Task details – Reproduce the full listing below unchanged, apart from the pictures.

Raw records –
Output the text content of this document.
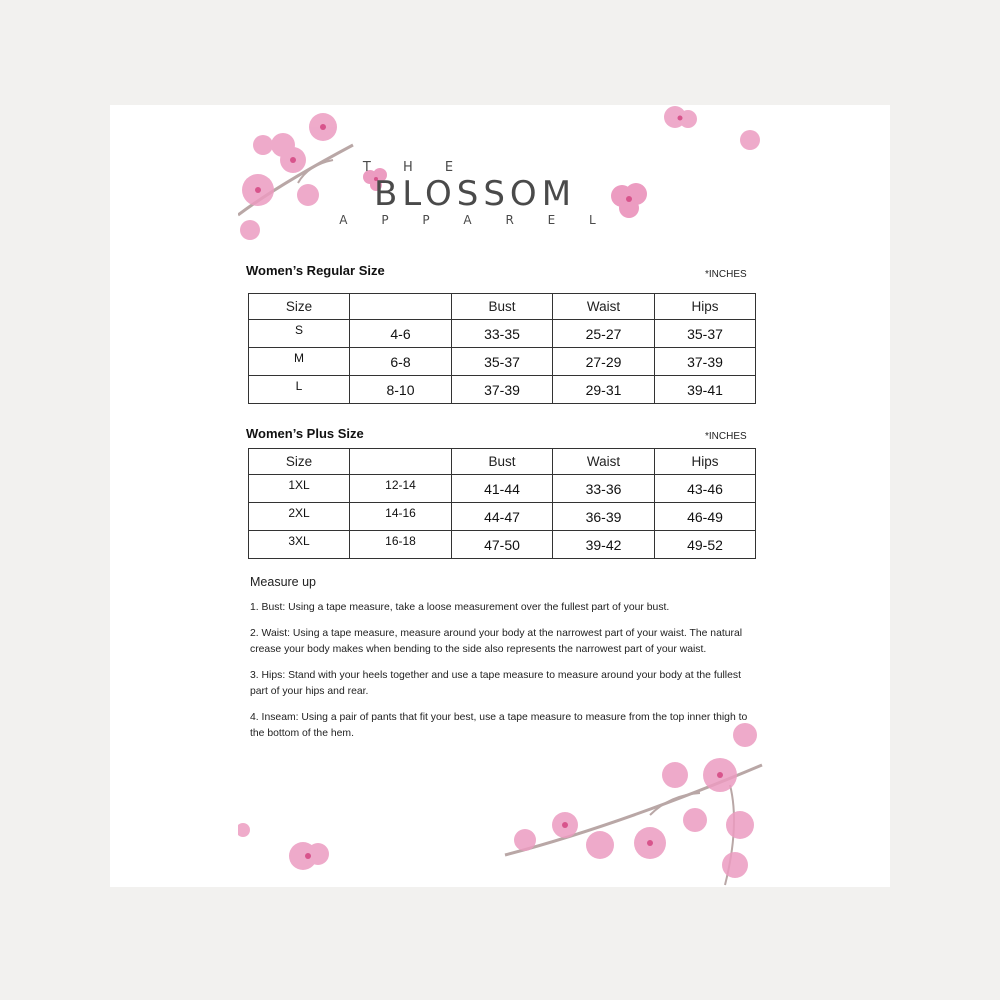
T H E
BLOSSOM
A P P A R E L
Women’s Regular Size	*INCHES
Size		Bust	Waist	Hips
S	4-6	33-35	25-27	35-37
M	6-8	35-37	27-29	37-39
L	8-10	37-39	29-31	39-41
Women’s Plus Size	*INCHES
Size		Bust	Waist	Hips
1XL	12-14	41-44	33-36	43-46
2XL	14-16	44-47	36-39	46-49
3XL	16-18	47-50	39-42	49-52
Measure up

1. Bust: Using a tape measure, take a loose measurement over the fullest part of your bust.

2. Waist: Using a tape measure, measure around your body at the narrowest part of your waist. The natural crease your body makes when bending to the side also represents the narrowest part of your waist.

3. Hips: Stand with your heels together and use a tape measure to measure around your body at the fullest part of your hips and rear.

4. Inseam: Using a pair of pants that fit your best, use a tape measure to measure from the top inner thigh to the bottom of the hem.
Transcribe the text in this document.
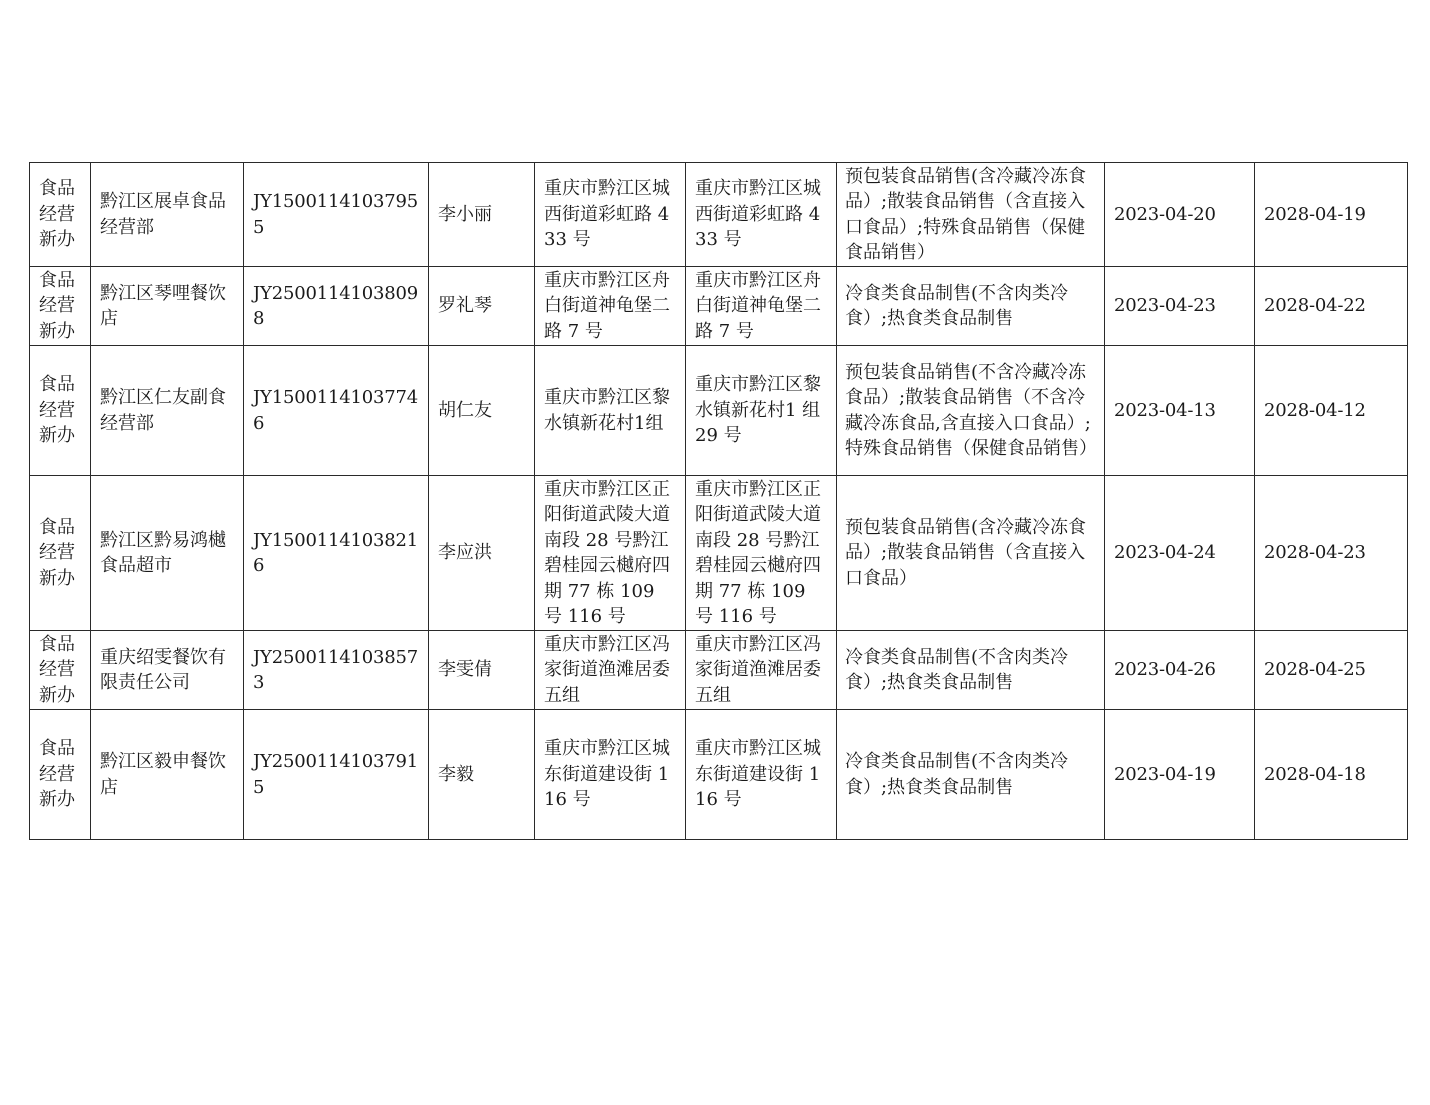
食品经营新办	黔江区展卓食品经营部	JY15001141037955	李小丽	重庆市黔江区城西街道彩虹路 433 号	重庆市黔江区城西街道彩虹路 433 号	预包装食品销售(含冷藏冷冻食品）;散装食品销售（含直接入口食品）;特殊食品销售（保健食品销售）	2023-04-20	2028-04-19
食品经营新办	黔江区琴哩餐饮店	JY25001141038098	罗礼琴	重庆市黔江区舟白街道神龟堡二路 7 号	重庆市黔江区舟白街道神龟堡二路 7 号	冷食类食品制售(不含肉类冷食）;热食类食品制售	2023-04-23	2028-04-22
食品经营新办	黔江区仁友副食经营部	JY15001141037746	胡仁友	重庆市黔江区黎水镇新花村1组	重庆市黔江区黎水镇新花村1 组 29 号	预包装食品销售(不含冷藏冷冻食品）;散装食品销售（不含冷藏冷冻食品,含直接入口食品）;特殊食品销售（保健食品销售）	2023-04-13	2028-04-12
食品经营新办	黔江区黔易鸿樾食品超市	JY15001141038216	李应洪	重庆市黔江区正阳街道武陵大道南段 28 号黔江碧桂园云樾府四期 77 栋 109 号 116 号	重庆市黔江区正阳街道武陵大道南段 28 号黔江碧桂园云樾府四期 77 栋 109 号 116 号	预包装食品销售(含冷藏冷冻食品）;散装食品销售（含直接入口食品）	2023-04-24	2028-04-23
食品经营新办	重庆绍雯餐饮有限责任公司	JY25001141038573	李雯倩	重庆市黔江区冯家街道渔滩居委五组	重庆市黔江区冯家街道渔滩居委五组	冷食类食品制售(不含肉类冷食）;热食类食品制售	2023-04-26	2028-04-25
食品经营新办	黔江区毅申餐饮店	JY25001141037915	李毅	重庆市黔江区城东街道建设街 116 号	重庆市黔江区城东街道建设街 116 号	冷食类食品制售(不含肉类冷食）;热食类食品制售	2023-04-19	2028-04-18
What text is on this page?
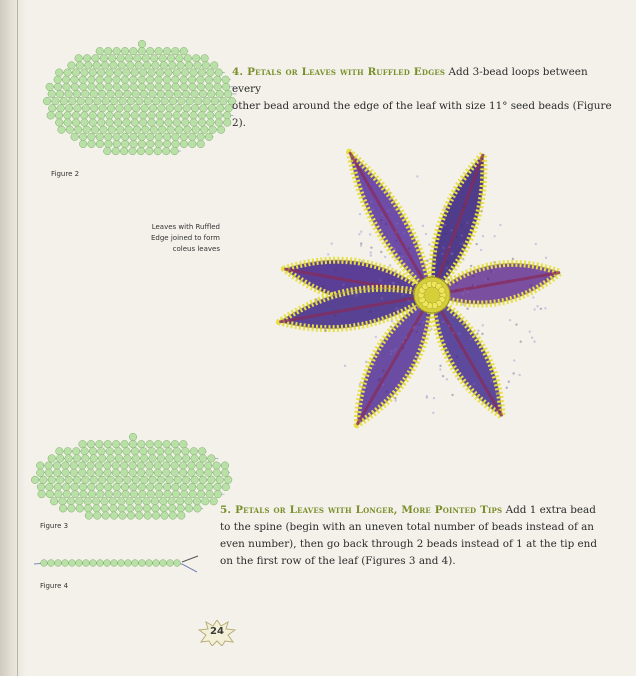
Figure 2
4. Petals or Leaves with Ruffled Edges Add 3-bead loops between every
other bead around the edge of the leaf with size 11° seed beads (Figure 2).
Leaves with Ruffled
Edge joined to form
coleus leaves
Figure 3
Figure 4
5. Petals or Leaves with Longer, More Pointed Tips Add 1 extra bead
to the spine (begin with an uneven total number of beads instead of an
even number), then go back through 2 beads instead of 1 at the tip end
on the first row of the leaf (Figures 3 and 4).
24
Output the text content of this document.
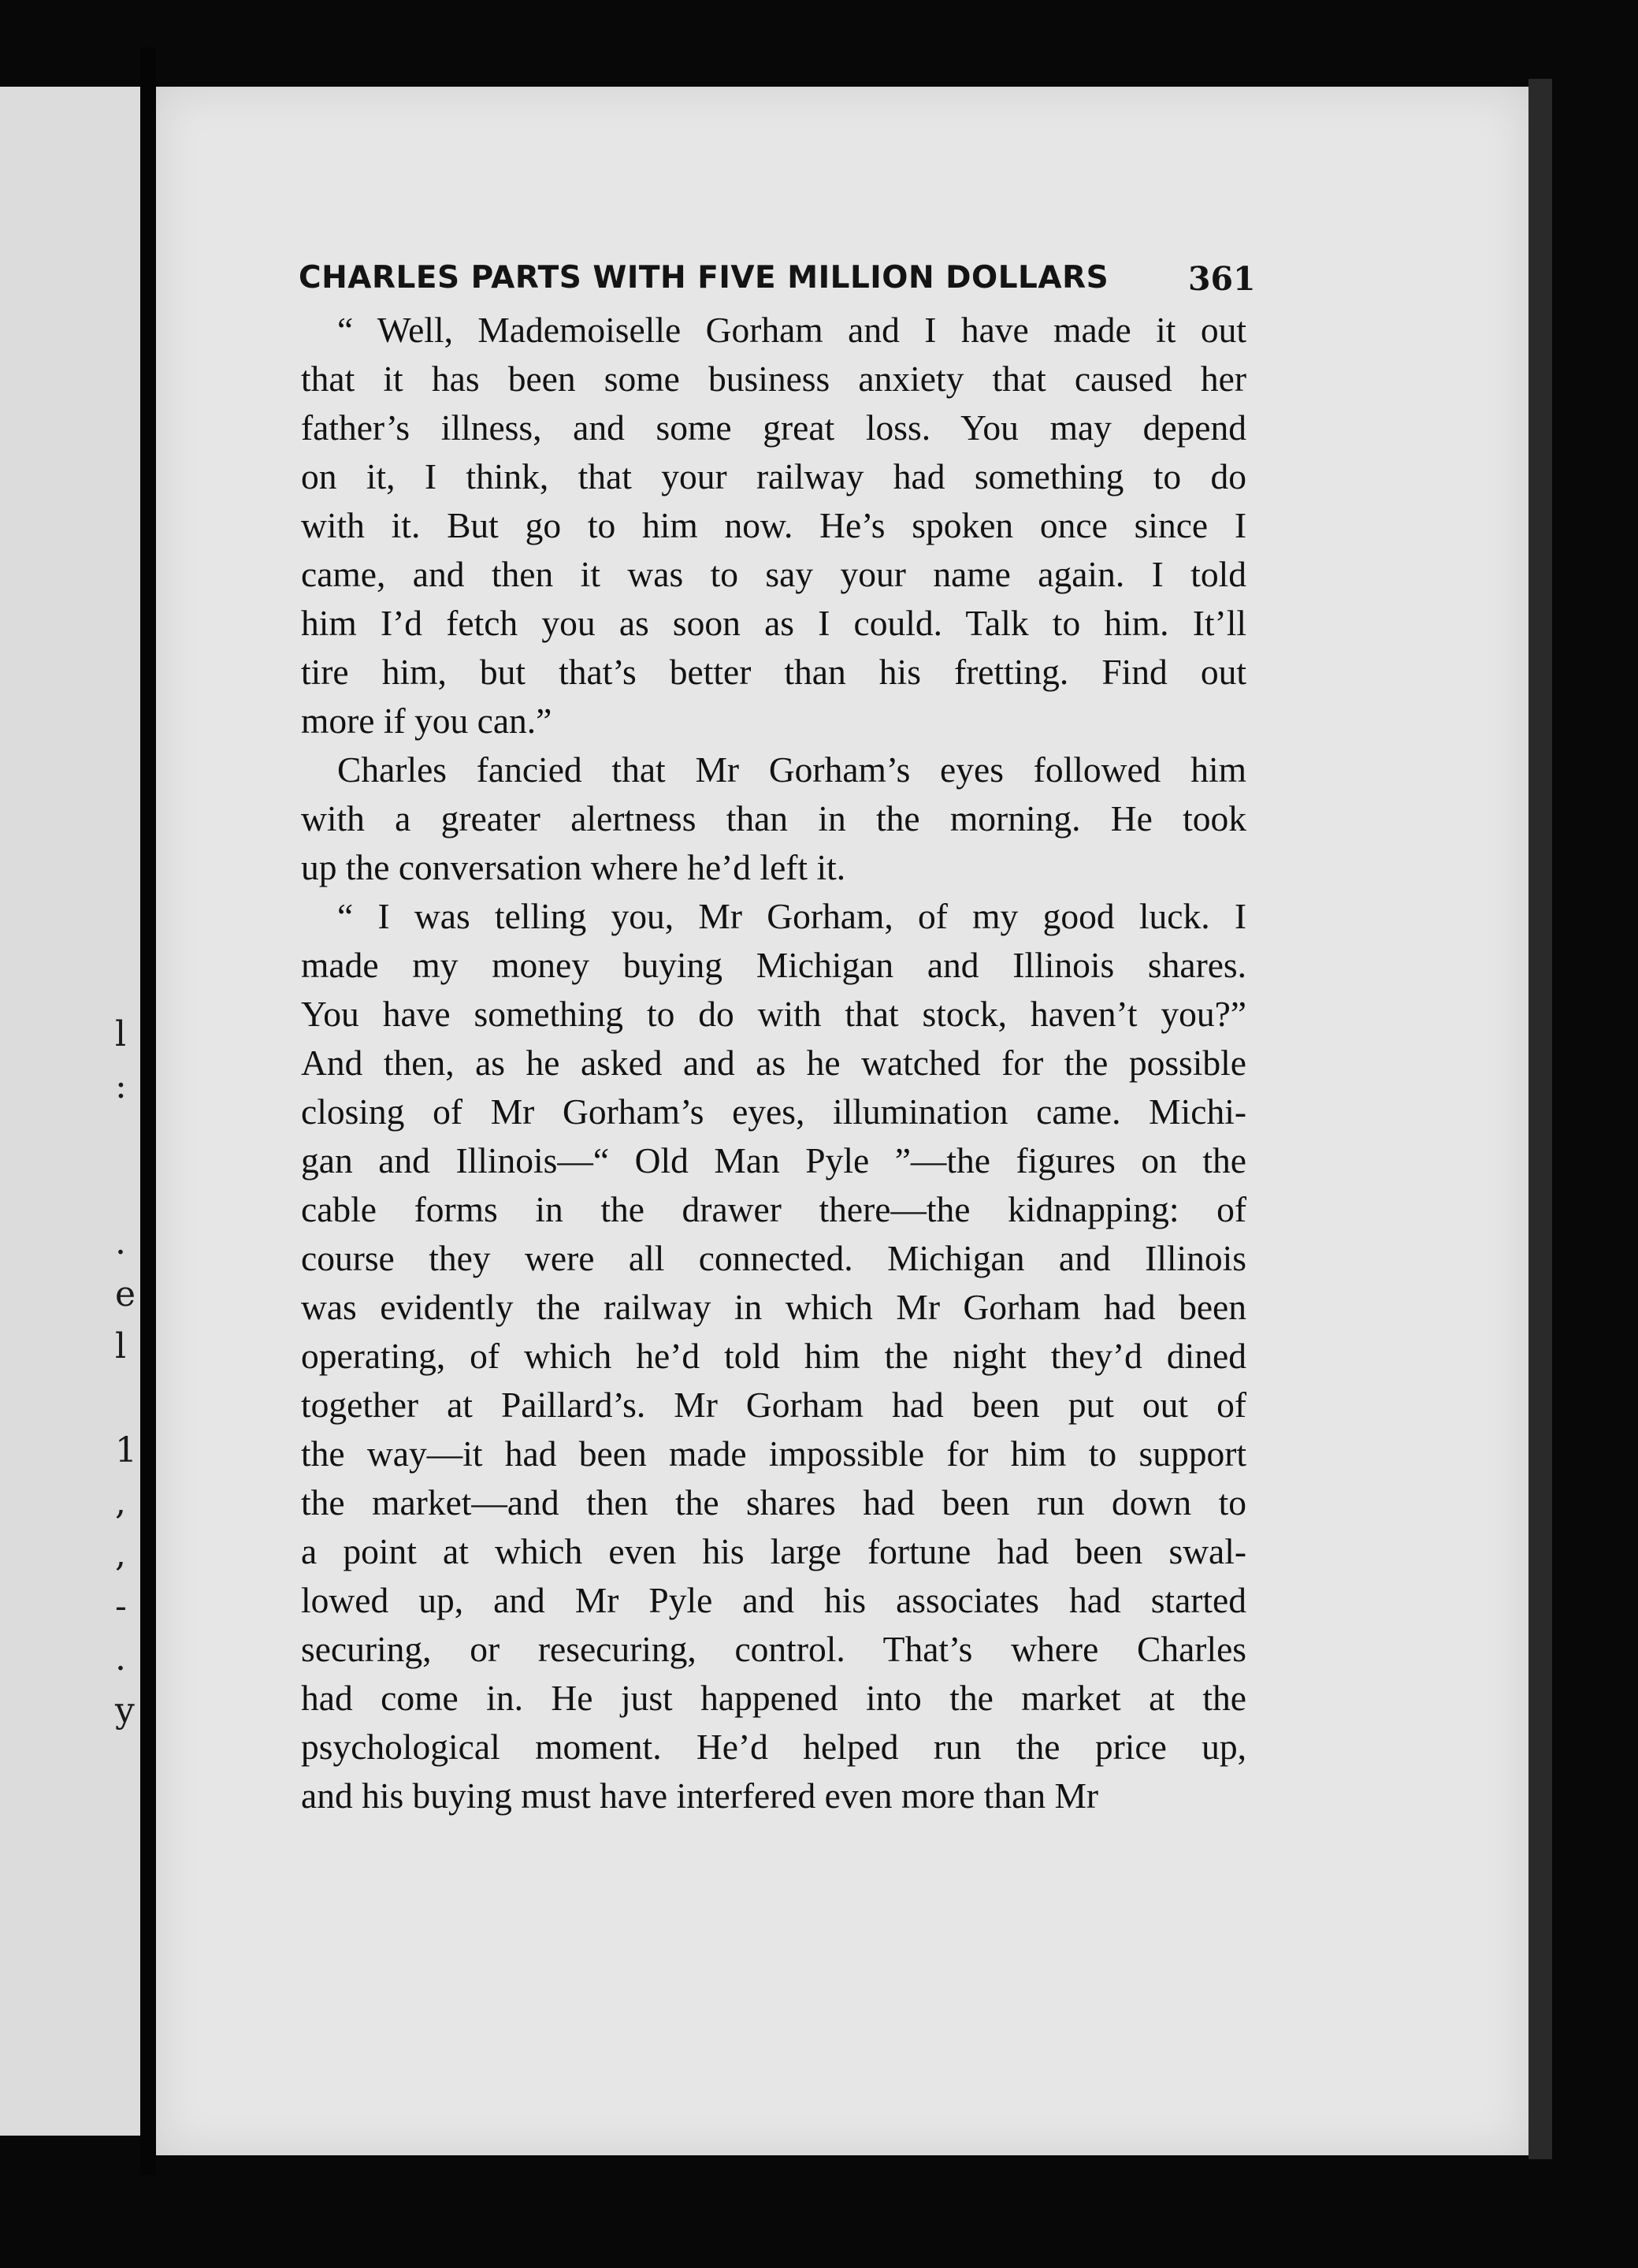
l
:
.
e
l
1
,
,
-
.
y
CHARLES PARTS WITH FIVE MILLION DOLLARS	361
“ Well, Mademoiselle Gorham and I have made it out
that it has been some business anxiety that caused her
father’s illness, and some great loss. You may depend
on it, I think, that your railway had something to do
with it. But go to him now. He’s spoken once since I
came, and then it was to say your name again. I told
him I’d fetch you as soon as I could. Talk to him. It’ll
tire him, but that’s better than his fretting. Find out
more if you can.”
Charles fancied that Mr Gorham’s eyes followed him
with a greater alertness than in the morning. He took
up the conversation where he’d left it.
“ I was telling you, Mr Gorham, of my good luck. I
made my money buying Michigan and Illinois shares.
You have something to do with that stock, haven’t you?”
And then, as he asked and as he watched for the possible
closing of Mr Gorham’s eyes, illumination came. Michi-
gan and Illinois—“ Old Man Pyle ”—the figures on the
cable forms in the drawer there—the kidnapping: of
course they were all connected. Michigan and Illinois
was evidently the railway in which Mr Gorham had been
operating, of which he’d told him the night they’d dined
together at Paillard’s. Mr Gorham had been put out of
the way—it had been made impossible for him to support
the market—and then the shares had been run down to
a point at which even his large fortune had been swal-
lowed up, and Mr Pyle and his associates had started
securing, or resecuring, control. That’s where Charles
had come in. He just happened into the market at the
psychological moment. He’d helped run the price up,
and his buying must have interfered even more than Mr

Reply –
Output the text content of this document.
T H E
BLOSSOM
A P P A R E L
Women’s Regular Size	*INCHES
Size		Bust	Waist	Hips
S	4-6	33-35	25-27	35-37
M	6-8	35-37	27-29	37-39
L	8-10	37-39	29-31	39-41
Women’s Plus Size	*INCHES
Size		Bust	Waist	Hips
1XL	12-14	41-44	33-36	43-46
2XL	14-16	44-47	36-39	46-49
3XL	16-18	47-50	39-42	49-52
Measure up

1. Bust: Using a tape measure, take a loose measurement over the fullest part of your bust.

2. Waist: Using a tape measure, measure around your body at the narrowest part of your waist. The natural crease your body makes when bending to the side also represents the narrowest part of your waist.

3. Hips: Stand with your heels together and use a tape measure to measure around your body at the fullest part of your hips and rear.

4. Inseam: Using a pair of pants that fit your best, use a tape measure to measure from the top inner thigh to the bottom of the hem.
Transcribe the text in this document.
食品经营新办	黔江区展卓食品经营部	JY15001141037955	李小丽	重庆市黔江区城西街道彩虹路 433 号	重庆市黔江区城西街道彩虹路 433 号	预包装食品销售(含冷藏冷冻食品）;散装食品销售（含直接入口食品）;特殊食品销售（保健食品销售）	2023-04-20	2028-04-19
食品经营新办	黔江区琴哩餐饮店	JY25001141038098	罗礼琴	重庆市黔江区舟白街道神龟堡二路 7 号	重庆市黔江区舟白街道神龟堡二路 7 号	冷食类食品制售(不含肉类冷食）;热食类食品制售	2023-04-23	2028-04-22
食品经营新办	黔江区仁友副食经营部	JY15001141037746	胡仁友	重庆市黔江区黎水镇新花村1组	重庆市黔江区黎水镇新花村1 组 29 号	预包装食品销售(不含冷藏冷冻食品）;散装食品销售（不含冷藏冷冻食品,含直接入口食品）;特殊食品销售（保健食品销售）	2023-04-13	2028-04-12
食品经营新办	黔江区黔易鸿樾食品超市	JY15001141038216	李应洪	重庆市黔江区正阳街道武陵大道南段 28 号黔江碧桂园云樾府四期 77 栋 109 号 116 号	重庆市黔江区正阳街道武陵大道南段 28 号黔江碧桂园云樾府四期 77 栋 109 号 116 号	预包装食品销售(含冷藏冷冻食品）;散装食品销售（含直接入口食品）	2023-04-24	2028-04-23
食品经营新办	重庆绍雯餐饮有限责任公司	JY25001141038573	李雯倩	重庆市黔江区冯家街道渔滩居委五组	重庆市黔江区冯家街道渔滩居委五组	冷食类食品制售(不含肉类冷食）;热食类食品制售	2023-04-26	2028-04-25
食品经营新办	黔江区毅申餐饮店	JY25001141037915	李毅	重庆市黔江区城东街道建设街 116 号	重庆市黔江区城东街道建设街 116 号	冷食类食品制售(不含肉类冷食）;热食类食品制售	2023-04-19	2028-04-18
What text is on this page?
Figure 2
4. Petals or Leaves with Ruffled Edges Add 3-bead loops between every
other bead around the edge of the leaf with size 11° seed beads (Figure 2).
Leaves with Ruffled
Edge joined to form
coleus leaves
Figure 3
Figure 4
5. Petals or Leaves with Longer, More Pointed Tips Add 1 extra bead
to the spine (begin with an uneven total number of beads instead of an
even number), then go back through 2 beads instead of 1 at the tip end
on the first row of the leaf (Figures 3 and 4).
24
Output the text content of this document.
l
:
.
e
l
1
,
,
-
.
y
CHARLES PARTS WITH FIVE MILLION DOLLARS	361
“ Well, Mademoiselle Gorham and I have made it out
that it has been some business anxiety that caused her
father’s illness, and some great loss. You may depend
on it, I think, that your railway had something to do
with it. But go to him now. He’s spoken once since I
came, and then it was to say your name again. I told
him I’d fetch you as soon as I could. Talk to him. It’ll
tire him, but that’s better than his fretting. Find out
more if you can.”
Charles fancied that Mr Gorham’s eyes followed him
with a greater alertness than in the morning. He took
up the conversation where he’d left it.
“ I was telling you, Mr Gorham, of my good luck. I
made my money buying Michigan and Illinois shares.
You have something to do with that stock, haven’t you?”
And then, as he asked and as he watched for the possible
closing of Mr Gorham’s eyes, illumination came. Michi-
gan and Illinois—“ Old Man Pyle ”—the figures on the
cable forms in the drawer there—the kidnapping: of
course they were all connected. Michigan and Illinois
was evidently the railway in which Mr Gorham had been
operating, of which he’d told him the night they’d dined
together at Paillard’s. Mr Gorham had been put out of
the way—it had been made impossible for him to support
the market—and then the shares had been run down to
a point at which even his large fortune had been swal-
lowed up, and Mr Pyle and his associates had started
securing, or resecuring, control. That’s where Charles
had come in. He just happened into the market at the
psychological moment. He’d helped run the price up,
and his buying must have interfered even more than Mr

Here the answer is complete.